__CHALLENGE__.
Extract the lines from the very start of the entries through the line containing "options-legend: Add Volume", with both ends included, and repeat them exactly.

[Extracted data entries]

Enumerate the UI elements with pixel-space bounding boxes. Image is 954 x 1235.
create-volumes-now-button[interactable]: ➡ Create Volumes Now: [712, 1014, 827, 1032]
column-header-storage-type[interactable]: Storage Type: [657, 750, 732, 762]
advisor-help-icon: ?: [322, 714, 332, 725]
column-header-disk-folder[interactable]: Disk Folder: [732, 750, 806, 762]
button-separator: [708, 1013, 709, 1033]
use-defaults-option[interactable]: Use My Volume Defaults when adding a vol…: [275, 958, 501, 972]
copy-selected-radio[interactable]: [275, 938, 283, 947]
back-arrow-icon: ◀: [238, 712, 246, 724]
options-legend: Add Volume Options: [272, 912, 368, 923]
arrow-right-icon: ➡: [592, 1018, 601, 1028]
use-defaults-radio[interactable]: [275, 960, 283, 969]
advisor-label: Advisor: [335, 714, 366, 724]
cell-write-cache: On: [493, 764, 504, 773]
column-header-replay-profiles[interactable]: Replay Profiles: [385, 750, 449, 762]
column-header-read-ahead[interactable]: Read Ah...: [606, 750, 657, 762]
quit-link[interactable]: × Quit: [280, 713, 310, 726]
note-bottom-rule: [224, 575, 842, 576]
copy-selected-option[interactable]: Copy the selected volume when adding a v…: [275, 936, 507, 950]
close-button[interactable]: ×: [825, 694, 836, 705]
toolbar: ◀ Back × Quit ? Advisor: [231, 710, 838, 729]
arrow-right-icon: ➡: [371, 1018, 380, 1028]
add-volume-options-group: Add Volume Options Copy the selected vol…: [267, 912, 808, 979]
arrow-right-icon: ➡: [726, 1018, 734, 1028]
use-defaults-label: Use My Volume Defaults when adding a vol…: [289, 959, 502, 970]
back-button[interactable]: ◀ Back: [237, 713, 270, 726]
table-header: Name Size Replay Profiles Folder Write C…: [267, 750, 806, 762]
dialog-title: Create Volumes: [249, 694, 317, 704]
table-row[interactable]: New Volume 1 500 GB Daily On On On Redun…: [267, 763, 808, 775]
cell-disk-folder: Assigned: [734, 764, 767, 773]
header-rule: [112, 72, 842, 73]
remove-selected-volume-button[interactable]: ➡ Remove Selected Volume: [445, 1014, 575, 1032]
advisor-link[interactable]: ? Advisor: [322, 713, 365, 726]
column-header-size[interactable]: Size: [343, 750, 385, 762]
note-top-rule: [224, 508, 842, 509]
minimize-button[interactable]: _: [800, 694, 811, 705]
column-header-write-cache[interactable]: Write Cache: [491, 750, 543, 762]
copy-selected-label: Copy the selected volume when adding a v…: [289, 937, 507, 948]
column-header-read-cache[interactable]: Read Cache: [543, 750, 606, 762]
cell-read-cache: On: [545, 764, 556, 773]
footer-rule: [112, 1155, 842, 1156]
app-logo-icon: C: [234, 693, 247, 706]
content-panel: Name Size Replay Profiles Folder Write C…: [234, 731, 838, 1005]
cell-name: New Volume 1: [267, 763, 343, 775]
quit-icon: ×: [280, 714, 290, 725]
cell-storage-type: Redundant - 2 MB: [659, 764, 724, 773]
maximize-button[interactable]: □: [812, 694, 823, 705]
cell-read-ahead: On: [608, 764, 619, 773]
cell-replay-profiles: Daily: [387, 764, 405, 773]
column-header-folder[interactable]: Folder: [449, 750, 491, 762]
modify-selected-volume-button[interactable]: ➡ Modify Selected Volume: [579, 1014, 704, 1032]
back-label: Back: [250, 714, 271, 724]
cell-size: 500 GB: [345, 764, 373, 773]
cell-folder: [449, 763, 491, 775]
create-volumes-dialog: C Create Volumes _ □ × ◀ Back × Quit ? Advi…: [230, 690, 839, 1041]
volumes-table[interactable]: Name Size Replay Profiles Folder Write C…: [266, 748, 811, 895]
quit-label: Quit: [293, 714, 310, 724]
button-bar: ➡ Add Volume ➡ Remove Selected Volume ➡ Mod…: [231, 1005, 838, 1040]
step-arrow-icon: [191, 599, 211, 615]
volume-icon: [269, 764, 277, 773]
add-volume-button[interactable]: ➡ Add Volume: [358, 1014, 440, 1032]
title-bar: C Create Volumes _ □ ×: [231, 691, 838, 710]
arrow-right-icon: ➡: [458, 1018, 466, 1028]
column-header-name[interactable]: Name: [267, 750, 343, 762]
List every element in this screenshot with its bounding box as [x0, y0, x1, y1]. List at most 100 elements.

__RESPONSE TO THE EXERCISE__.
Enumerate the UI elements with pixel-space bounding boxes. Image is 954 x 1235.
create-volumes-now-button[interactable]: ➡ Create Volumes Now: [712, 1014, 827, 1032]
column-header-storage-type[interactable]: Storage Type: [657, 750, 732, 762]
advisor-help-icon: ?: [322, 714, 332, 725]
column-header-disk-folder[interactable]: Disk Folder: [732, 750, 806, 762]
button-separator: [708, 1013, 709, 1033]
use-defaults-option[interactable]: Use My Volume Defaults when adding a vol…: [275, 958, 501, 972]
copy-selected-radio[interactable]: [275, 938, 283, 947]
back-arrow-icon: ◀: [238, 712, 246, 724]
options-legend: Add Volume Options: [272, 912, 368, 923]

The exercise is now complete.